Direction: Find "Extract all readable text from this page." in the material below, then copy that line and every subsequent line to the end, exactly.

• • • • • • •

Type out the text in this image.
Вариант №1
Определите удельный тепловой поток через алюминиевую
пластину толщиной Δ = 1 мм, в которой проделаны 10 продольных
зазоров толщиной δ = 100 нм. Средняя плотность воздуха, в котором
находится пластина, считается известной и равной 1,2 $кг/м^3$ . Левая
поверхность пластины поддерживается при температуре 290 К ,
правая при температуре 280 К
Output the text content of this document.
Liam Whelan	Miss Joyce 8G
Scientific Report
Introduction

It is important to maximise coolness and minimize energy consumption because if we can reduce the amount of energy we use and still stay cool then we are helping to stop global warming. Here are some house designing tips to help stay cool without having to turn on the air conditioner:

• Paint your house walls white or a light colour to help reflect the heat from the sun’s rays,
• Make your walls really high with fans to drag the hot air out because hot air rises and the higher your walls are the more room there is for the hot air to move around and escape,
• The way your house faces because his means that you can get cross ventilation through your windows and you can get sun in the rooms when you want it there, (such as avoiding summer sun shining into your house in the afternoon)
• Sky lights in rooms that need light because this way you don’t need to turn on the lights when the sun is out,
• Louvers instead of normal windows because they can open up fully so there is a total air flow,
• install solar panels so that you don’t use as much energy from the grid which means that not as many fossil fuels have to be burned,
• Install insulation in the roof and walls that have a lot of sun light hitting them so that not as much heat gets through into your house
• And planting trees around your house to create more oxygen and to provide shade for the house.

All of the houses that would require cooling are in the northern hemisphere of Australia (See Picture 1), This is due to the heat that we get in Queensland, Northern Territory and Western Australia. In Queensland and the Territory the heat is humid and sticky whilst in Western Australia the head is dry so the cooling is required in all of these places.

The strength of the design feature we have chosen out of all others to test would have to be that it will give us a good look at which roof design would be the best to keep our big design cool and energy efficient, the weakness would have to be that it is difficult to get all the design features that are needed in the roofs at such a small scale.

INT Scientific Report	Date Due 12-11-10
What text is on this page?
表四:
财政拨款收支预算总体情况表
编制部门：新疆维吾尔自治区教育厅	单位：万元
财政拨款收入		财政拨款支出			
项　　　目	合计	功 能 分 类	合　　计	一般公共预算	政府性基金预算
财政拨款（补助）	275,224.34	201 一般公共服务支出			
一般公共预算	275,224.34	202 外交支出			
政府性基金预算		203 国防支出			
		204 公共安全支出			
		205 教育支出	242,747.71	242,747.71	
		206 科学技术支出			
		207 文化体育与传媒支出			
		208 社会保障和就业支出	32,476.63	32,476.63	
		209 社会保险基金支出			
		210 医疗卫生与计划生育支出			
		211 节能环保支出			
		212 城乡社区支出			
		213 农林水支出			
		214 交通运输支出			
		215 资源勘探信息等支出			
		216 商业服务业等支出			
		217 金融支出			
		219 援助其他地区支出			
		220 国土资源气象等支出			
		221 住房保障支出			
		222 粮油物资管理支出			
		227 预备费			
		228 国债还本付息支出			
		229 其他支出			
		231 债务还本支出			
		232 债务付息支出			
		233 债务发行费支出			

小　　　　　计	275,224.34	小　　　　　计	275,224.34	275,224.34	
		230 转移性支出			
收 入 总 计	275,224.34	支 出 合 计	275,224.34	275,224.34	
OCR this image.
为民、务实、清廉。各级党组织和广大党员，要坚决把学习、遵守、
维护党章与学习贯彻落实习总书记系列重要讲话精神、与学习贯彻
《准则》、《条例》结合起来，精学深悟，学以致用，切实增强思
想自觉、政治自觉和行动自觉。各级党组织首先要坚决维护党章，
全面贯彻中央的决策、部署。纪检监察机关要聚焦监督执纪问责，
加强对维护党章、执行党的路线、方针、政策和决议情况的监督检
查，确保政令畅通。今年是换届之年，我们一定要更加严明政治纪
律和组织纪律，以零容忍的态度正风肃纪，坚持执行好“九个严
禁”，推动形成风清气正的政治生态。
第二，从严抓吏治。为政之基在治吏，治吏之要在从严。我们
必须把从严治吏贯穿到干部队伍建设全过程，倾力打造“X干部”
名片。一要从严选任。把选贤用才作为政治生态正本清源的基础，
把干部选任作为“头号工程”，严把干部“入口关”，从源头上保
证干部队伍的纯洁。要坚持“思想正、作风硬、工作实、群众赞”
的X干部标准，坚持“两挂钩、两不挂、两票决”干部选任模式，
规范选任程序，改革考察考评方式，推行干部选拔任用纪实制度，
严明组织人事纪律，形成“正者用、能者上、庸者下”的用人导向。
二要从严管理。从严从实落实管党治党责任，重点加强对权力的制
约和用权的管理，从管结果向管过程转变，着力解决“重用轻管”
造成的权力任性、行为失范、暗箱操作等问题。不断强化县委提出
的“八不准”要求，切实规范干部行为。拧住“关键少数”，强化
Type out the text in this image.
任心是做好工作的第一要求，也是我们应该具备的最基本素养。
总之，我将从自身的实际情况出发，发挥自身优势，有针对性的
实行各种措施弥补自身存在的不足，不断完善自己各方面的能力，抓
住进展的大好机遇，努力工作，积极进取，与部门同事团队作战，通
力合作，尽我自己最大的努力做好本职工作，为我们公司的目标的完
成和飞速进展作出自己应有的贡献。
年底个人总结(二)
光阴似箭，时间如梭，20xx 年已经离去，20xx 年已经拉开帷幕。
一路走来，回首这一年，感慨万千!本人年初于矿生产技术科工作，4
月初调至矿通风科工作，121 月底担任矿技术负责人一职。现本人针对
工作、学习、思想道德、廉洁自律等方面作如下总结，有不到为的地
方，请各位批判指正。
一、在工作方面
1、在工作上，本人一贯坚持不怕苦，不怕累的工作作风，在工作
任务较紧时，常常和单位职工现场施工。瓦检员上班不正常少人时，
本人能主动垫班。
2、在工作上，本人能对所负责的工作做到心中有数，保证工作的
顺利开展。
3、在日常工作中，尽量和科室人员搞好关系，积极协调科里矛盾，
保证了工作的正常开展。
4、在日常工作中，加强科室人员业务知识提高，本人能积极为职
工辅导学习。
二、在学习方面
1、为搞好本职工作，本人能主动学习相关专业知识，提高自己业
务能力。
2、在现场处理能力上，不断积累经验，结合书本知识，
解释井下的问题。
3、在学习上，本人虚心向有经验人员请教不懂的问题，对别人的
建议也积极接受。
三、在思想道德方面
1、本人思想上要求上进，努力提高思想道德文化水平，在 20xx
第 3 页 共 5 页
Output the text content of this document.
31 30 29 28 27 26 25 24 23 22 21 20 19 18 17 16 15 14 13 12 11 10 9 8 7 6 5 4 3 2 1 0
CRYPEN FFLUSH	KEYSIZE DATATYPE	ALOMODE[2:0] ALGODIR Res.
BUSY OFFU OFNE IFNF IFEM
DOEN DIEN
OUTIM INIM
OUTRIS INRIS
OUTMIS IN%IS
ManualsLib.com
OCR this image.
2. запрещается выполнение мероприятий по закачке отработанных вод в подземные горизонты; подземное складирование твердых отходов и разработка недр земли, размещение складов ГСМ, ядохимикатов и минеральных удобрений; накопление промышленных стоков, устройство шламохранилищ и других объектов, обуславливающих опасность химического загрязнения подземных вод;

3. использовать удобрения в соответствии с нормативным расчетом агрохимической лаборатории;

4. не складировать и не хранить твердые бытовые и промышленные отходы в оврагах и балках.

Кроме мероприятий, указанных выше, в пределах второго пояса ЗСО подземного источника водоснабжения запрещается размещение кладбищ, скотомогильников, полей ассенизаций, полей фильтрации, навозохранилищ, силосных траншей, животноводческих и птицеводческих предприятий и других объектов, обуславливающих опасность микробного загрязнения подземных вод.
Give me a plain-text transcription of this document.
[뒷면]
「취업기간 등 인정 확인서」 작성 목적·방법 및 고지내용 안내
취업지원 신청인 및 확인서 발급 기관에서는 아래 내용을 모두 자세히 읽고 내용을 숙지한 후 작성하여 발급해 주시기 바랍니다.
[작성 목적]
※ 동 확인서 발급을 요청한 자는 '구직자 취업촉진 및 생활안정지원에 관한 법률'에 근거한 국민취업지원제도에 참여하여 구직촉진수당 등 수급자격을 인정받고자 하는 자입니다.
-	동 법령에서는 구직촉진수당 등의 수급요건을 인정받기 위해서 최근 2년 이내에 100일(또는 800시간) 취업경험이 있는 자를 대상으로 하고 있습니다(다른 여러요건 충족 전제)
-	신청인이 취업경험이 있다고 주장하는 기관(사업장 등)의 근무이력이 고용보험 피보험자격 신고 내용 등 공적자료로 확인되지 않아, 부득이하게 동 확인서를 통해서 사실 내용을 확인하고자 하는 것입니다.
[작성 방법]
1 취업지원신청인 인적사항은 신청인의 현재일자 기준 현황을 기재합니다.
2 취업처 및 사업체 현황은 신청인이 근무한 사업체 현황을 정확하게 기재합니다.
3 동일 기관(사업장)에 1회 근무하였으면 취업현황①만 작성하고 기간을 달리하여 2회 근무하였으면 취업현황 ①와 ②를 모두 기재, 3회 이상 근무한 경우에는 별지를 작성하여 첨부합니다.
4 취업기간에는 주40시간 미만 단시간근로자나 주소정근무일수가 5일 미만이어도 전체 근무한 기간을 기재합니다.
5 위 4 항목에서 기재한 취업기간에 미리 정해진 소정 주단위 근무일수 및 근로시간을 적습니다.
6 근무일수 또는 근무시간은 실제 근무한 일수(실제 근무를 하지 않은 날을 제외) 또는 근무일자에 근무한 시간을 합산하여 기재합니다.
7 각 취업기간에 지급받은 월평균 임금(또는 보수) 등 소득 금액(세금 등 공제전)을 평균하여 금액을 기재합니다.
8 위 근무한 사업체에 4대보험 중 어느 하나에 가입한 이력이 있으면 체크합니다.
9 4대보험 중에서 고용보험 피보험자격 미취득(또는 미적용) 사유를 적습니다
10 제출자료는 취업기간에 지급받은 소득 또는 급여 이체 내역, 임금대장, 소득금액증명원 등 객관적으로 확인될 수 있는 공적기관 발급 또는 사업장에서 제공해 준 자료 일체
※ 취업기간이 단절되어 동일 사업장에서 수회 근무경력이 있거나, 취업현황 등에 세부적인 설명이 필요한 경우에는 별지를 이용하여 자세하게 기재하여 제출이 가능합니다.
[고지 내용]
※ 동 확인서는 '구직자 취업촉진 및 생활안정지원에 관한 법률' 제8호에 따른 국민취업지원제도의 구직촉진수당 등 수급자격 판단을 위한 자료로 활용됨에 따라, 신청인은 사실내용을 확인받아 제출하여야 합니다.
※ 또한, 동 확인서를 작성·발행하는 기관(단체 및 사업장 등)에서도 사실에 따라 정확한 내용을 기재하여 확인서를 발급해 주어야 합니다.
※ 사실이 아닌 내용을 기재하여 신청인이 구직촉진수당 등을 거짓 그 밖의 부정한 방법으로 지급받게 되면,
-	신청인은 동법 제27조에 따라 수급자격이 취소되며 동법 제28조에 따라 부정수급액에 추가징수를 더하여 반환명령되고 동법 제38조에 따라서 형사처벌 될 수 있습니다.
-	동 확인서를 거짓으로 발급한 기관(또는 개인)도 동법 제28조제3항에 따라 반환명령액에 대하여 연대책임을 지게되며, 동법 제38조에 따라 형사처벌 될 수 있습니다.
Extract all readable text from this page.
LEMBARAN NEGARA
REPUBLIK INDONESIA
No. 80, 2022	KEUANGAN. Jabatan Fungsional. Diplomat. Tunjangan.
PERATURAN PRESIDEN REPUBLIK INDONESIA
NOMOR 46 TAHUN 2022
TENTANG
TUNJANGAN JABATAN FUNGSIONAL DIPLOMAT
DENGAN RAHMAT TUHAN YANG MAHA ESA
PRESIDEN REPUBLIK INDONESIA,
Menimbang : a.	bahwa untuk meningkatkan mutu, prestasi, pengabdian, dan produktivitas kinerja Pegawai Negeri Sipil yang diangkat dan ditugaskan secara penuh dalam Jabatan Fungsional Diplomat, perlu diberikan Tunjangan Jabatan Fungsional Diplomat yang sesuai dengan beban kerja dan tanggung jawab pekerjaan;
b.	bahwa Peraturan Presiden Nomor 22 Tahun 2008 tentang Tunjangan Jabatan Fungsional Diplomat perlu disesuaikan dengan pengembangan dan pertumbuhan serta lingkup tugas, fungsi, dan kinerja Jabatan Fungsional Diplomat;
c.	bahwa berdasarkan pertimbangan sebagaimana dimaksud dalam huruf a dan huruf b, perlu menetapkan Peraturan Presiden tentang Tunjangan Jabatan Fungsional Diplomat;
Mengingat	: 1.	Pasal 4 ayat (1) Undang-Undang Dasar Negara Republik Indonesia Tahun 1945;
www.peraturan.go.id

• • • • • • •

Full answer:
Extract all readable text from this page.
LEMBARAN NEGARA
REPUBLIK INDONESIA
No. 80, 2022	KEUANGAN. Jabatan Fungsional. Diplomat. Tunjangan.
PERATURAN PRESIDEN REPUBLIK INDONESIA
NOMOR 46 TAHUN 2022
TENTANG
TUNJANGAN JABATAN FUNGSIONAL DIPLOMAT
DENGAN RAHMAT TUHAN YANG MAHA ESA
PRESIDEN REPUBLIK INDONESIA,
Menimbang : a.	bahwa untuk meningkatkan mutu, prestasi, pengabdian, dan produktivitas kinerja Pegawai Negeri Sipil yang diangkat dan ditugaskan secara penuh dalam Jabatan Fungsional Diplomat, perlu diberikan Tunjangan Jabatan Fungsional Diplomat yang sesuai dengan beban kerja dan tanggung jawab pekerjaan;
b.	bahwa Peraturan Presiden Nomor 22 Tahun 2008 tentang Tunjangan Jabatan Fungsional Diplomat perlu disesuaikan dengan pengembangan dan pertumbuhan serta lingkup tugas, fungsi, dan kinerja Jabatan Fungsional Diplomat;
c.	bahwa berdasarkan pertimbangan sebagaimana dimaksud dalam huruf a dan huruf b, perlu menetapkan Peraturan Presiden tentang Tunjangan Jabatan Fungsional Diplomat;
Mengingat	: 1.	Pasal 4 ayat (1) Undang-Undang Dasar Negara Republik Indonesia Tahun 1945;
www.peraturan.go.id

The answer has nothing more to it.